• [TASK GOAL] Quote, without change, all of the lines that follow.

• [RECORDS SHOWN]
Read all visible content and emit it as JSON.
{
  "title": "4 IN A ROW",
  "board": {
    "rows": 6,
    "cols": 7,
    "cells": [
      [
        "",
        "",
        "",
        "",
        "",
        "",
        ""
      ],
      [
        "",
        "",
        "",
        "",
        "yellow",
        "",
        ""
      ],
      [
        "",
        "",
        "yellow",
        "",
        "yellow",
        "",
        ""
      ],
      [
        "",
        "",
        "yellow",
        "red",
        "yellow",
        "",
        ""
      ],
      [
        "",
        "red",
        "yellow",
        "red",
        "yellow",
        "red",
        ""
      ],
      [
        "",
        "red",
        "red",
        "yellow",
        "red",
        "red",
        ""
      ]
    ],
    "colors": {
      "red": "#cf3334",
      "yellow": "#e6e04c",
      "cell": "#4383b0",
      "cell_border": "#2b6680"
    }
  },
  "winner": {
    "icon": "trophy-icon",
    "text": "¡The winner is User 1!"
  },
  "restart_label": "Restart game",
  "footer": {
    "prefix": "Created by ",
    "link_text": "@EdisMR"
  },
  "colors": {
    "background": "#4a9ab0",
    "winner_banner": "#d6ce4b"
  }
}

• [RESPONSE TO THIS EXERCISE]
Read all visible content and emit it as JSON.
{
  "title": "4 IN A ROW",
  "board": {
    "rows": 6,
    "cols": 7,
    "cells": [
      [
        "",
        "",
        "",
        "",
        "",
        "",
        ""
      ],
      [
        "",
        "",
        "",
        "",
        "yellow",
        "",
        ""
      ],
      [
        "",
        "",
        "yellow",
        "",
        "yellow",
        "",
        ""
      ],
      [
        "",
        "",
        "yellow",
        "red",
        "yellow",
        "",
        ""
      ],
      [
        "",
        "red",
        "yellow",
        "red",
        "yellow",
        "red",
        ""
      ],
      [
        "",
        "red",
        "red",
        "yellow",
        "red",
        "red",
        ""
      ]
    ],
    "colors": {
      "red": "#cf3334",
      "yellow": "#e6e04c",
      "cell": "#4383b0",
      "cell_border": "#2b6680"
    }
  },
  "winner": {
    "icon": "trophy-icon",
    "text": "¡The winner is User 1!"
  },
  "restart_label": "Restart game",
  "footer": {
    "prefix": "Created by ",
    "link_text": "@EdisMR"
  },
  "colors": {
    "background": "#4a9ab0",
    "winner_banner": "#d6ce4b"
  }
}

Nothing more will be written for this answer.